** Text for analysis follows **

Delicious Mutton Curry recipe made easy with Mak Siti Spices
Those who know me personally would definitely know that I love mutton curry over any other curries and you know what is the hardest part? Getting the perfect recipe, mix and thickness. But then again us working adults would be too lazy to cook and it's definitely time consuming to buy the individual ingredients.
Why mutton curry you may ask? Trust me when I say this spicy dish is to die for. I could take a whole tupperware of this, order a roti kosong or 2 and eat it together. Maybe toast some bread and dip it in or at times just eat it on it's own. It's like Asian steak with gravy and the vegetables(I often use potato and carrots) as sides. =)
So what is the recipe?
- 500g of boneless mutton cubes (1 frozen pack)
- 300g of potatoes (About 2 potatoes)
- 300g of carrot (About 2 carrots - Optional but I like mine with carrots)
- 400ml of fresh coconut milk (1 coconut or use creamer if you want it to be "healthier")

** End of Text for analysis **

- _Description of the task_: Check each statement against the mutton curry text and answer yes or no, quoting the words that decide it. 1. The recipe uses 500g of boneless mutton cubes. 2. Carrots are a required ingredient. 3. The writer often uses potato and carrots as the vegetables.

** Dataset content follows **

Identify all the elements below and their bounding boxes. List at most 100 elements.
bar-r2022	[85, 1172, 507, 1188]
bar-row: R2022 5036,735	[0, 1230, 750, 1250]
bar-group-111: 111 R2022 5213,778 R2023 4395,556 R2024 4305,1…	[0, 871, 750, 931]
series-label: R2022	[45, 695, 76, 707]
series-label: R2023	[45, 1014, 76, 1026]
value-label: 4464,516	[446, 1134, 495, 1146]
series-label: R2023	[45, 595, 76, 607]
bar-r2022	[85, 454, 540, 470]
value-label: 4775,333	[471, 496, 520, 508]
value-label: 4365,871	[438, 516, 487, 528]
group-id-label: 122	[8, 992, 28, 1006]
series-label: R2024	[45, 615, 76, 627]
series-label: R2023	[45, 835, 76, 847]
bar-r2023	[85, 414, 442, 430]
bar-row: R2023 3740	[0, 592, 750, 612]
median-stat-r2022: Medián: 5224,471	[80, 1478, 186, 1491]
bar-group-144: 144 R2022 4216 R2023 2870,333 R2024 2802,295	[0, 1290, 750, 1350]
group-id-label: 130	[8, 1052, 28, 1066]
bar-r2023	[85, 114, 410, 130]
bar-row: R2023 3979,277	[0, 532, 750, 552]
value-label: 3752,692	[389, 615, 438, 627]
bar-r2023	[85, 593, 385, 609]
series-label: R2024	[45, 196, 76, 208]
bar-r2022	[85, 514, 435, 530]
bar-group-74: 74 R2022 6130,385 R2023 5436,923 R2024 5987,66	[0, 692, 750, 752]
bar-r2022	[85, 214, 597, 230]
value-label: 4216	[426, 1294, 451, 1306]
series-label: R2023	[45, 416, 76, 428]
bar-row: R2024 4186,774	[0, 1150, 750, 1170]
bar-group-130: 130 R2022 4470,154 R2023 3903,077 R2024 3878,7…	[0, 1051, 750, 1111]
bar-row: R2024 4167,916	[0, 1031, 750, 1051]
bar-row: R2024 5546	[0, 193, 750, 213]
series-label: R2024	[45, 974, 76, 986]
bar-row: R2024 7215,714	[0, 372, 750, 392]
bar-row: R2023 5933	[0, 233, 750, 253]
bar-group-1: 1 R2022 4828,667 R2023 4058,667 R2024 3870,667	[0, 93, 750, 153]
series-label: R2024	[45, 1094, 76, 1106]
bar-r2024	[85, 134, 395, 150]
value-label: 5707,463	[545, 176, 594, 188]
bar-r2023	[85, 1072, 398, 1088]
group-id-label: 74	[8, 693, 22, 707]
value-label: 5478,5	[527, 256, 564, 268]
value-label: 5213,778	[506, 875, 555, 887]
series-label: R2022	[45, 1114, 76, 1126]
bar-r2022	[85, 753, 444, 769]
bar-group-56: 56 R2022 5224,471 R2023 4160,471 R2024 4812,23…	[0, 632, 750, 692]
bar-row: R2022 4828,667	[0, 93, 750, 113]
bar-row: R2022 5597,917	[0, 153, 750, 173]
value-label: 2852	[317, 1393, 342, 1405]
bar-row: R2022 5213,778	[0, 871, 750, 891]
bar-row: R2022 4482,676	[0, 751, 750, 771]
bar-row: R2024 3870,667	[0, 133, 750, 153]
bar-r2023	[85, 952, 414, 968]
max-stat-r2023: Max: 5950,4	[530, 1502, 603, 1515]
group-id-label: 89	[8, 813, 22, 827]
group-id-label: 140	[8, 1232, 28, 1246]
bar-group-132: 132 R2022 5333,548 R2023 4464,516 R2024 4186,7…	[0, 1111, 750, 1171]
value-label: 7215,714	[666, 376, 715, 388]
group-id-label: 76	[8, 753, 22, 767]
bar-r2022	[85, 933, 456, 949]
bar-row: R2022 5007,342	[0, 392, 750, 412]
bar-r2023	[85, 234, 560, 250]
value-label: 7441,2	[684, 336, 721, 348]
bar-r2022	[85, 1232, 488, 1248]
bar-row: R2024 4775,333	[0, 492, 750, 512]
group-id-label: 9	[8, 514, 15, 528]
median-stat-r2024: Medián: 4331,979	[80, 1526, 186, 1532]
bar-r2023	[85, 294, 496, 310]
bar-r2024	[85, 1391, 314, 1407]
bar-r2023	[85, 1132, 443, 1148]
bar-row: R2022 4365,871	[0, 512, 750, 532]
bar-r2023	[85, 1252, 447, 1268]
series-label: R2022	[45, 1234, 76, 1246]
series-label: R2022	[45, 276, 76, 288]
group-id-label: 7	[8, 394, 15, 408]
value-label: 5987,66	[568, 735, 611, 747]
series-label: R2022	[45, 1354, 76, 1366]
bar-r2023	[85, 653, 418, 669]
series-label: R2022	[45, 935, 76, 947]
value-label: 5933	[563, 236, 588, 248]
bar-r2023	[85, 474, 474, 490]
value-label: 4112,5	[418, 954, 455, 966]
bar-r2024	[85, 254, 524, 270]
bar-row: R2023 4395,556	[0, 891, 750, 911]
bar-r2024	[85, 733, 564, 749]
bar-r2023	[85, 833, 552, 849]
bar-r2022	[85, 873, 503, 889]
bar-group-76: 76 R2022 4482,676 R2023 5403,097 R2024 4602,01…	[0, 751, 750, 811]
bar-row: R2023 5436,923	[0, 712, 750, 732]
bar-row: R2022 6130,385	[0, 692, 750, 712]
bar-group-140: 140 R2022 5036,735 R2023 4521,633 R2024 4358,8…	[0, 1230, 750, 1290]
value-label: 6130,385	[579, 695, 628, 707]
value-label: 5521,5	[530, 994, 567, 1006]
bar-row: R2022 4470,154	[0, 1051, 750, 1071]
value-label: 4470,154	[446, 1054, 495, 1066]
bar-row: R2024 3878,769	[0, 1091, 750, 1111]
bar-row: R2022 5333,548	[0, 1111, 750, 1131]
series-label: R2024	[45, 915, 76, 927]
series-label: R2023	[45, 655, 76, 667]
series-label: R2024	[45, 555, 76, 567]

** End of Dataset content **

- _Response for this exercise_:
1. Yes: "500g of boneless mutton cubes (1 frozen pack)"
2. No: "Optional but I like mine with carrots"
3. Yes: "I often use potato and carrots"